Hitachi Vantara Pentaho Community Forums
Results 1 to 3 of 3

Thread: [Mondrian] RE: Interest in aggregate tables and their utilization

  1. #1
    Julian Hyde Guest

    Default [Mondrian] RE: Interest in aggregate tables and their utilization

    Justin,

    I'm pleased that you are implementing aggregate tables for MySQL. There is
    definitely a huge need. Without some kind of materialization, any database
    can only answer a top-level ROLAP query by doing a full table scan. That
    effort tends to grow linearly with the data size, and MySQL runs out of
    stream fast.

    There are several difficult problems with aggregate tables:
    1. Choosing the right set of aggregate tables to instantiate;
    2. Generating the DDL for those aggregate tables;
    3. Initially populating them;
    4. Incrementally populating them;
    5. Formulating queries so that the aggregate tables are used.

    All of these problems are hard. The good news is that Mondrian's approach is
    complimentary to yours. We knew that MySQL's optimizer couldn't do #5 and
    was unlikely to do so in the near future, so we explicitly included the
    aggregate definitions in mondrian's schema and changed the SQL we generate.
    AggGen was a weak attempt at #1, #2 and #3, and you are doing an excellent
    job at #4 (also #3).

    Even better news, there is a superior tool for recommending and creating
    aggregate tables (#1, #2, #3). It is called Pentaho Aggregate Designer [ see
    http://ci.pentaho.com/view/Analysis/...designer-core/ and
    http://ci.pentaho.com/view/Analysis/job/PAD/ ].

    PAD is an aggregate table recommender, exposed via a user interface. The
    recommendation algorithm is inspired by "Implementing Data Cubes
    Efficiently" (Harinarayan, Rajaraman, and Ullman, 1995).
    http://ilpubs.stanford.edu:8090/102/, and I used a randomized algorithm to
    tame the beastly polynomial running time.

    The algorithm is pluggable. You can drop in a completely different
    algorithm, if you have the urge to write one, provided that it works on the
    same inputs and produces a set of aggregate tables. It tool is also
    extensible: you can write your own input plugin to read a schema, or output
    plugin to generate DDL. The algorithm can even run from the command line,
    and has been embedded inside a stored procedure in LucidDB.

    The algorithm works on a static analysis of the schema (structure of the
    star schema, observed cardinalities of rows and column values) but does not
    today take query patterns into account. Strictly speaking if you want to be
    driven purely by the actual queries, AggGen is a superior algorithm, because
    it generated the aggregates for precisely the queries the end-user entered.
    But PAD generates much better coverage.

    I suggest you take a look at the PAD source code and see whether it would be
    possible to write a plugin to generate stored procedure calls. Also download
    and run PAD; playing with the UI gives you an idea what it can do.

    The algorithm could certainly do a good job at generating a near-optimal set
    of aggregate tables for a given amount of available disk space.

**TASK:** Check each statement against the forum post and answer yes or no, quoting the post's words that settle it: 1. PAD's algorithm takes query patterns into account. 2. PAD's algorithm has been embedded inside a stored procedure in LucidDB. 3. AggGen gives better coverage than PAD. The rows that follow come from a separate source.

[Records of layout regions]
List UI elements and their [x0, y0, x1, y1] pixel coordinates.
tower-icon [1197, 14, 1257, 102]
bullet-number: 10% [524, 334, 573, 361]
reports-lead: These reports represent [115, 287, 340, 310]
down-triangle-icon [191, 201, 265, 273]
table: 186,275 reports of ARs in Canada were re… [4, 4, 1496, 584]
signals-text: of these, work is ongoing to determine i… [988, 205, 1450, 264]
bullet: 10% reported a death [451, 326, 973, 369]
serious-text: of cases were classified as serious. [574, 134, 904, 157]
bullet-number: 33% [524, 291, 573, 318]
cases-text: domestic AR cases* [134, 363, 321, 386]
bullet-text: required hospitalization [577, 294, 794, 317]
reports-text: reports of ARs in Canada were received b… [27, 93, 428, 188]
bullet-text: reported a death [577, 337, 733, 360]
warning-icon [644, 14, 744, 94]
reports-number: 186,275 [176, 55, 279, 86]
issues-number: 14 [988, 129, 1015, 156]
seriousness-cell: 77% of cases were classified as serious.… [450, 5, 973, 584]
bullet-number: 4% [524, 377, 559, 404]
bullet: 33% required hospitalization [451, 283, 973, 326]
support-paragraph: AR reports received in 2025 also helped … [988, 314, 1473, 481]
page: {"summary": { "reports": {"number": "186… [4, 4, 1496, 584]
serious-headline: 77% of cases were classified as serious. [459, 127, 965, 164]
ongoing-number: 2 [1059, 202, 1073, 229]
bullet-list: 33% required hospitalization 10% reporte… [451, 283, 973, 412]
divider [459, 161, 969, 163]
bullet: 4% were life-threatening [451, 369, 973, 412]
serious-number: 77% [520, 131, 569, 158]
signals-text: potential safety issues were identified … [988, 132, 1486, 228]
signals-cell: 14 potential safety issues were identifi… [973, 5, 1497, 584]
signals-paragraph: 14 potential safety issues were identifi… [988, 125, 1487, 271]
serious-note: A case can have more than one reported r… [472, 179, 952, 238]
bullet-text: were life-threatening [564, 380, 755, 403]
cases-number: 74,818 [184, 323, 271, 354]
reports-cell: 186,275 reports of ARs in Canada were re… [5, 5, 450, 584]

**FINAL RESULT:**
1. No: "does not today take query patterns into account"
2. Yes: "has been embedded inside a stored procedure in LucidDB"
3. No: "But PAD generates much better coverage."